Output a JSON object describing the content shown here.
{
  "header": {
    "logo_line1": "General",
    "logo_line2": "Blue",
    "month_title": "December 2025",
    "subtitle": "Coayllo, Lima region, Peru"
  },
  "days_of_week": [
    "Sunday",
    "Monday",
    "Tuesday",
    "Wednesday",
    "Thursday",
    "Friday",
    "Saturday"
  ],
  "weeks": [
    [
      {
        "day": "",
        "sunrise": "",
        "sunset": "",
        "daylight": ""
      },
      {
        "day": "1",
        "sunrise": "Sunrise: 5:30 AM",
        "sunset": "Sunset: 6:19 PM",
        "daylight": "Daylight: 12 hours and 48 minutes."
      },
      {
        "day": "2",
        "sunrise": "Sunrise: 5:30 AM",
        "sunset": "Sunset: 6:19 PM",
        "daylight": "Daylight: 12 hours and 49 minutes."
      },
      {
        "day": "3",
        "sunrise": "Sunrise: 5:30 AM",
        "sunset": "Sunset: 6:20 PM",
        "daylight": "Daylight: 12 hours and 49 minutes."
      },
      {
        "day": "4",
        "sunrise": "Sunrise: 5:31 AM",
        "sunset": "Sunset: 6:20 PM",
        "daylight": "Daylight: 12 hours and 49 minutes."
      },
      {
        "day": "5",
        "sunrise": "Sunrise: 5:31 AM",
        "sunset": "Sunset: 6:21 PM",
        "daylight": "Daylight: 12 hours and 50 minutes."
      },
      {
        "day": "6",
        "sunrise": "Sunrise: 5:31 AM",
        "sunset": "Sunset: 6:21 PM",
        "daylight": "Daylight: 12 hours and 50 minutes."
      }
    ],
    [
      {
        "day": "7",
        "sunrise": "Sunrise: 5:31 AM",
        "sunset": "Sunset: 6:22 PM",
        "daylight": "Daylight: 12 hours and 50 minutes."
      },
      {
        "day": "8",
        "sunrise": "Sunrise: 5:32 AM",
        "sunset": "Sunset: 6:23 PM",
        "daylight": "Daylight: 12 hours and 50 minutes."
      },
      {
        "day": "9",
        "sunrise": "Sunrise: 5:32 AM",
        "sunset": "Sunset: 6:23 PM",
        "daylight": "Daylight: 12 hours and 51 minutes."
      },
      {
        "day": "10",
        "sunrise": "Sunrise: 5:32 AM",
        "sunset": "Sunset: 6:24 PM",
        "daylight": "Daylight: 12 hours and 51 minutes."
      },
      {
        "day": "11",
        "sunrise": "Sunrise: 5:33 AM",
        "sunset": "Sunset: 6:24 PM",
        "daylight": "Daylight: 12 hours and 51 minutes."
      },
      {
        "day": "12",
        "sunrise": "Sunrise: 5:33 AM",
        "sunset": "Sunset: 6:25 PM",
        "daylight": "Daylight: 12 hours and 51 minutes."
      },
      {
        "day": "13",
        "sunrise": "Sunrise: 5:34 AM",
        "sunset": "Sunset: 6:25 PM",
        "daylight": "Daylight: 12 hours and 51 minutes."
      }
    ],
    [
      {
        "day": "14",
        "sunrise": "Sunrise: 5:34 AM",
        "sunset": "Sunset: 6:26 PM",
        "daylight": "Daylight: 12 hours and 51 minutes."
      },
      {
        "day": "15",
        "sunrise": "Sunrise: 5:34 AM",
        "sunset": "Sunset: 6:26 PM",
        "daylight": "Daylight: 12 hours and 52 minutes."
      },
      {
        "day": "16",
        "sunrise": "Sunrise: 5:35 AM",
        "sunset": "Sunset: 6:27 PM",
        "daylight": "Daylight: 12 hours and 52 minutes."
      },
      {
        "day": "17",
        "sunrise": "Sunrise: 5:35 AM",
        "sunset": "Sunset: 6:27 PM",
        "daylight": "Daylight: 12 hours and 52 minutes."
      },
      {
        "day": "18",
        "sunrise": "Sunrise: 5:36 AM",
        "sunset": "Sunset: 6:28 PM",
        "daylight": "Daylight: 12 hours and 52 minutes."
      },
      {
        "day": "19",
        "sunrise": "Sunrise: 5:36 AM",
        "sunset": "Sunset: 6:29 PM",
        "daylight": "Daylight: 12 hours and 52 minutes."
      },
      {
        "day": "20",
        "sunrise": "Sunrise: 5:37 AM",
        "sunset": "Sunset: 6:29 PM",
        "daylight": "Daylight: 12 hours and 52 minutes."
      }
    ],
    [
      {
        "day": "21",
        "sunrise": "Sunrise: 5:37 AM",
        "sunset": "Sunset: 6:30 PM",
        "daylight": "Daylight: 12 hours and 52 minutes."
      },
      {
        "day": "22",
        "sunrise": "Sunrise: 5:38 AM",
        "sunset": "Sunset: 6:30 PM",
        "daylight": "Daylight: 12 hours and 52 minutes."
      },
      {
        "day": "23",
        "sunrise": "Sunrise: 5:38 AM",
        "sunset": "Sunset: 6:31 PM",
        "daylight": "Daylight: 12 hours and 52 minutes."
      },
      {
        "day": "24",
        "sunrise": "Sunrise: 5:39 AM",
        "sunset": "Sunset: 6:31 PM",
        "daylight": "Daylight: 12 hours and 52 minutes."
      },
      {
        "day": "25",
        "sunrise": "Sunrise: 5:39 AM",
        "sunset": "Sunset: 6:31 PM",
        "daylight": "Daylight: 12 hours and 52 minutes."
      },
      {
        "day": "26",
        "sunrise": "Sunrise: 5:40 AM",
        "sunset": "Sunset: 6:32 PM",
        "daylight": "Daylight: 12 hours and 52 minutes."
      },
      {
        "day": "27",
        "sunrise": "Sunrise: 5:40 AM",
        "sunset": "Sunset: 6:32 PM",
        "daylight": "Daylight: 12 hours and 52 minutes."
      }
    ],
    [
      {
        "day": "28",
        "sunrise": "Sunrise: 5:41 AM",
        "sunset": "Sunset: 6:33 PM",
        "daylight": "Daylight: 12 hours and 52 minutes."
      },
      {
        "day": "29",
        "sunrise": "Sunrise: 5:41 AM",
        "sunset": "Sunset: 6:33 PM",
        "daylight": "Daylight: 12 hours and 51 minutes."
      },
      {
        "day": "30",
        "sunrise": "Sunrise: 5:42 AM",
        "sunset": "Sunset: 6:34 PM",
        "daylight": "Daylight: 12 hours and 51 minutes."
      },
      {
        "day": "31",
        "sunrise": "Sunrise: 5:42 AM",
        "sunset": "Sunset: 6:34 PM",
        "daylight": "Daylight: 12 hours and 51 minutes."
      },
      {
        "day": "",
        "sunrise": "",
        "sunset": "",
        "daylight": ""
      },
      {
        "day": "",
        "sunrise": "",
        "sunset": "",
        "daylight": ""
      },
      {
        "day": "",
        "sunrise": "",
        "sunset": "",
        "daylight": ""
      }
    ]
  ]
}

## GOAL OF THE EXERCISE
Write the data back out verbatim.

## TASK ANSWER
Output a JSON object describing the content shown here.
{
  "header": {
    "logo_line1": "General",
    "logo_line2": "Blue",
    "month_title": "December 2025",
    "subtitle": "Coayllo, Lima region, Peru"
  },
  "days_of_week": [
    "Sunday",
    "Monday",
    "Tuesday",
    "Wednesday",
    "Thursday",
    "Friday",
    "Saturday"
  ],
  "weeks": [
    [
      {
        "day": "",
        "sunrise": "",
        "sunset": "",
        "daylight": ""
      },
      {
        "day": "1",
        "sunrise": "Sunrise: 5:30 AM",
        "sunset": "Sunset: 6:19 PM",
        "daylight": "Daylight: 12 hours and 48 minutes."
      },
      {
        "day": "2",
        "sunrise": "Sunrise: 5:30 AM",
        "sunset": "Sunset: 6:19 PM",
        "daylight": "Daylight: 12 hours and 49 minutes."
      },
      {
        "day": "3",
        "sunrise": "Sunrise: 5:30 AM",
        "sunset": "Sunset: 6:20 PM",
        "daylight": "Daylight: 12 hours and 49 minutes."
      },
      {
        "day": "4",
        "sunrise": "Sunrise: 5:31 AM",
        "sunset": "Sunset: 6:20 PM",
        "daylight": "Daylight: 12 hours and 49 minutes."
      },
      {
        "day": "5",
        "sunrise": "Sunrise: 5:31 AM",
        "sunset": "Sunset: 6:21 PM",
        "daylight": "Daylight: 12 hours and 50 minutes."
      },
      {
        "day": "6",
        "sunrise": "Sunrise: 5:31 AM",
        "sunset": "Sunset: 6:21 PM",
        "daylight": "Daylight: 12 hours and 50 minutes."
      }
    ],
    [
      {
        "day": "7",
        "sunrise": "Sunrise: 5:31 AM",
        "sunset": "Sunset: 6:22 PM",
        "daylight": "Daylight: 12 hours and 50 minutes."
      },
      {
        "day": "8",
        "sunrise": "Sunrise: 5:32 AM",
        "sunset": "Sunset: 6:23 PM",
        "daylight": "Daylight: 12 hours and 50 minutes."
      },
      {
        "day": "9",
        "sunrise": "Sunrise: 5:32 AM",
        "sunset": "Sunset: 6:23 PM",
        "daylight": "Daylight: 12 hours and 51 minutes."
      },
      {
        "day": "10",
        "sunrise": "Sunrise: 5:32 AM",
        "sunset": "Sunset: 6:24 PM",
        "daylight": "Daylight: 12 hours and 51 minutes."
      },
      {
        "day": "11",
        "sunrise": "Sunrise: 5:33 AM",
        "sunset": "Sunset: 6:24 PM",
        "daylight": "Daylight: 12 hours and 51 minutes."
      },
      {
        "day": "12",
        "sunrise": "Sunrise: 5:33 AM",
        "sunset": "Sunset: 6:25 PM",
        "daylight": "Daylight: 12 hours and 51 minutes."
      },
      {
        "day": "13",
        "sunrise": "Sunrise: 5:34 AM",
        "sunset": "Sunset: 6:25 PM",
        "daylight": "Daylight: 12 hours and 51 minutes."
      }
    ],
    [
      {
        "day": "14",
        "sunrise": "Sunrise: 5:34 AM",
        "sunset": "Sunset: 6:26 PM",
        "daylight": "Daylight: 12 hours and 51 minutes."
      },
      {
        "day": "15",
        "sunrise": "Sunrise: 5:34 AM",
        "sunset": "Sunset: 6:26 PM",
        "daylight": "Daylight: 12 hours and 52 minutes."
      },
      {
        "day": "16",
        "sunrise": "Sunrise: 5:35 AM",
        "sunset": "Sunset: 6:27 PM",
        "daylight": "Daylight: 12 hours and 52 minutes."
      },
      {
        "day": "17",
        "sunrise": "Sunrise: 5:35 AM",
        "sunset": "Sunset: 6:27 PM",
        "daylight": "Daylight: 12 hours and 52 minutes."
      },
      {
        "day": "18",
        "sunrise": "Sunrise: 5:36 AM",
        "sunset": "Sunset: 6:28 PM",
        "daylight": "Daylight: 12 hours and 52 minutes."
      },
      {
        "day": "19",
        "sunrise": "Sunrise: 5:36 AM",
        "sunset": "Sunset: 6:29 PM",
        "daylight": "Daylight: 12 hours and 52 minutes."
      },
      {
        "day": "20",
        "sunrise": "Sunrise: 5:37 AM",
        "sunset": "Sunset: 6:29 PM",
        "daylight": "Daylight: 12 hours and 52 minutes."
      }
    ],
    [
      {
        "day": "21",
        "sunrise": "Sunrise: 5:37 AM",
        "sunset": "Sunset: 6:30 PM",
        "daylight": "Daylight: 12 hours and 52 minutes."
      },
      {
        "day": "22",
        "sunrise": "Sunrise: 5:38 AM",
        "sunset": "Sunset: 6:30 PM",
        "daylight": "Daylight: 12 hours and 52 minutes."
      },
      {
        "day": "23",
        "sunrise": "Sunrise: 5:38 AM",
        "sunset": "Sunset: 6:31 PM",
        "daylight": "Daylight: 12 hours and 52 minutes."
      },
      {
        "day": "24",
        "sunrise": "Sunrise: 5:39 AM",
        "sunset": "Sunset: 6:31 PM",
        "daylight": "Daylight: 12 hours and 52 minutes."
      },
      {
        "day": "25",
        "sunrise": "Sunrise: 5:39 AM",
        "sunset": "Sunset: 6:31 PM",
        "daylight": "Daylight: 12 hours and 52 minutes."
      },
      {
        "day": "26",
        "sunrise": "Sunrise: 5:40 AM",
        "sunset": "Sunset: 6:32 PM",
        "daylight": "Daylight: 12 hours and 52 minutes."
      },
      {
        "day": "27",
        "sunrise": "Sunrise: 5:40 AM",
        "sunset": "Sunset: 6:32 PM",
        "daylight": "Daylight: 12 hours and 52 minutes."
      }
    ],
    [
      {
        "day": "28",
        "sunrise": "Sunrise: 5:41 AM",
        "sunset": "Sunset: 6:33 PM",
        "daylight": "Daylight: 12 hours and 52 minutes."
      },
      {
        "day": "29",
        "sunrise": "Sunrise: 5:41 AM",
        "sunset": "Sunset: 6:33 PM",
        "daylight": "Daylight: 12 hours and 51 minutes."
      },
      {
        "day": "30",
        "sunrise": "Sunrise: 5:42 AM",
        "sunset": "Sunset: 6:34 PM",
        "daylight": "Daylight: 12 hours and 51 minutes."
      },
      {
        "day": "31",
        "sunrise": "Sunrise: 5:42 AM",
        "sunset": "Sunset: 6:34 PM",
        "daylight": "Daylight: 12 hours and 51 minutes."
      },
      {
        "day": "",
        "sunrise": "",
        "sunset": "",
        "daylight": ""
      },
      {
        "day": "",
        "sunrise": "",
        "sunset": "",
        "daylight": ""
      },
      {
        "day": "",
        "sunrise": "",
        "sunset": "",
        "daylight": ""
      }
    ]
  ]
}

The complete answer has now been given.